__TASK PROMPT__.
Your task is to transcribe all of the records exactly and leave out the pictures.

__PROVIDED INFORMATION__.
---

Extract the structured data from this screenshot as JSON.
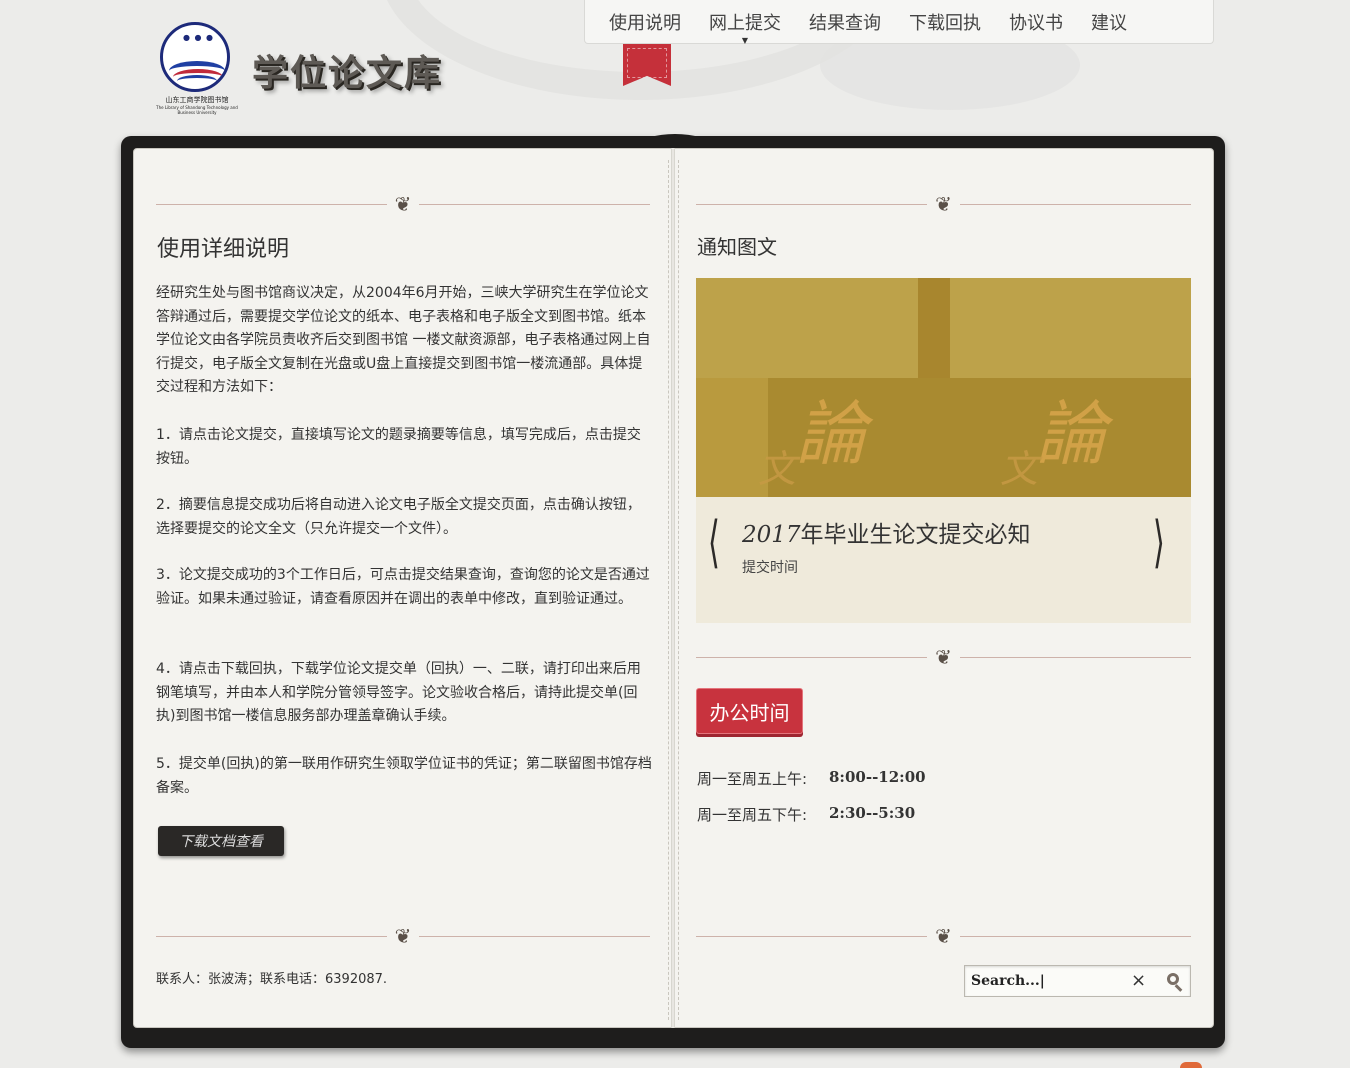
{
  "header": {
    "logo_caption_cn": "山东工商学院图书馆",
    "logo_caption_en": "The Library of Shandong Technology and Business University",
    "site_title": "学位论文库"
  },
  "nav": {
    "items": [
      {
        "label": "使用说明"
      },
      {
        "label": "网上提交"
      },
      {
        "label": "结果查询"
      },
      {
        "label": "下载回执"
      },
      {
        "label": "协议书"
      },
      {
        "label": "建议"
      }
    ],
    "active_index": 1
  },
  "left_page": {
    "heading": "使用详细说明",
    "intro": "经研究生处与图书馆商议决定，从2004年6月开始，三峡大学研究生在学位论文答辩通过后，需要提交学位论文的纸本、电子表格和电子版全文到图书馆。纸本学位论文由各学院员责收齐后交到图书馆 一楼文献资源部，电子表格通过网上自行提交，电子版全文复制在光盘或U盘上直接提交到图书馆一楼流通部。具体提交过程和方法如下：",
    "steps": [
      "1．请点击论文提交，直接填写论文的题录摘要等信息，填写完成后，点击提交按钮。",
      "2．摘要信息提交成功后将自动进入论文电子版全文提交页面，点击确认按钮，选择要提交的论文全文（只允许提交一个文件）。",
      "3．论文提交成功的3个工作日后，可点击提交结果查询，查询您的论文是否通过验证。如果未通过验证，请查看原因并在调出的表单中修改，直到验证通过。",
      "4．请点击下载回执，下载学位论文提交单（回执）一、二联，请打印出来后用钢笔填写，并由本人和学院分管领导签字。论文验收合格后，请持此提交单(回执)到图书馆一楼信息服务部办理盖章确认手续。",
      "5．提交单(回执)的第一联用作研究生领取学位证书的凭证；第二联留图书馆存档备案。"
    ],
    "download_button": "下载文档查看",
    "contact": "联系人：张波涛；联系电话：6392087."
  },
  "right_page": {
    "heading": "通知图文",
    "slider": {
      "title_year": "2017",
      "title_rest": "年毕业生论文提交必知",
      "subtitle": "提交时间",
      "prev_glyph": "⟨",
      "next_glyph": "⟩"
    },
    "office_hours": {
      "button": "办公时间",
      "rows": [
        {
          "label": "周一至周五上午:",
          "value": "8:00--12:00"
        },
        {
          "label": "周一至周五下午:",
          "value": "2:30--5:30"
        }
      ]
    },
    "search": {
      "placeholder": "Search...",
      "value": "Search...|"
    }
  },
  "ornament_glyph": "❦",
  "colors": {
    "accent_red": "#c8333e",
    "book_border": "#1e1d1c",
    "page_bg": "#f4f3ef",
    "slide_gold": "#b99a3e"
  },
  "icons": [
    "search-icon",
    "close-icon",
    "chevron-left-icon",
    "chevron-right-icon",
    "bookmark-ribbon-icon",
    "ornament-icon"
  ]
}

---

__FULL ANSWER__.
Extract the structured data from this screenshot as JSON.
{
  "header": {
    "logo_caption_cn": "山东工商学院图书馆",
    "logo_caption_en": "The Library of Shandong Technology and Business University",
    "site_title": "学位论文库"
  },
  "nav": {
    "items": [
      {
        "label": "使用说明"
      },
      {
        "label": "网上提交"
      },
      {
        "label": "结果查询"
      },
      {
        "label": "下载回执"
      },
      {
        "label": "协议书"
      },
      {
        "label": "建议"
      }
    ],
    "active_index": 1
  },
  "left_page": {
    "heading": "使用详细说明",
    "intro": "经研究生处与图书馆商议决定，从2004年6月开始，三峡大学研究生在学位论文答辩通过后，需要提交学位论文的纸本、电子表格和电子版全文到图书馆。纸本学位论文由各学院员责收齐后交到图书馆 一楼文献资源部，电子表格通过网上自行提交，电子版全文复制在光盘或U盘上直接提交到图书馆一楼流通部。具体提交过程和方法如下：",
    "steps": [
      "1．请点击论文提交，直接填写论文的题录摘要等信息，填写完成后，点击提交按钮。",
      "2．摘要信息提交成功后将自动进入论文电子版全文提交页面，点击确认按钮，选择要提交的论文全文（只允许提交一个文件）。",
      "3．论文提交成功的3个工作日后，可点击提交结果查询，查询您的论文是否通过验证。如果未通过验证，请查看原因并在调出的表单中修改，直到验证通过。",
      "4．请点击下载回执，下载学位论文提交单（回执）一、二联，请打印出来后用钢笔填写，并由本人和学院分管领导签字。论文验收合格后，请持此提交单(回执)到图书馆一楼信息服务部办理盖章确认手续。",
      "5．提交单(回执)的第一联用作研究生领取学位证书的凭证；第二联留图书馆存档备案。"
    ],
    "download_button": "下载文档查看",
    "contact": "联系人：张波涛；联系电话：6392087."
  },
  "right_page": {
    "heading": "通知图文",
    "slider": {
      "title_year": "2017",
      "title_rest": "年毕业生论文提交必知",
      "subtitle": "提交时间",
      "prev_glyph": "⟨",
      "next_glyph": "⟩"
    },
    "office_hours": {
      "button": "办公时间",
      "rows": [
        {
          "label": "周一至周五上午:",
          "value": "8:00--12:00"
        },
        {
          "label": "周一至周五下午:",
          "value": "2:30--5:30"
        }
      ]
    },
    "search": {
      "placeholder": "Search...",
      "value": "Search...|"
    }
  },
  "ornament_glyph": "❦",
  "colors": {
    "accent_red": "#c8333e",
    "book_border": "#1e1d1c",
    "page_bg": "#f4f3ef",
    "slide_gold": "#b99a3e"
  },
  "icons": [
    "search-icon",
    "close-icon",
    "chevron-left-icon",
    "chevron-right-icon",
    "bookmark-ribbon-icon",
    "ornament-icon"
  ]
}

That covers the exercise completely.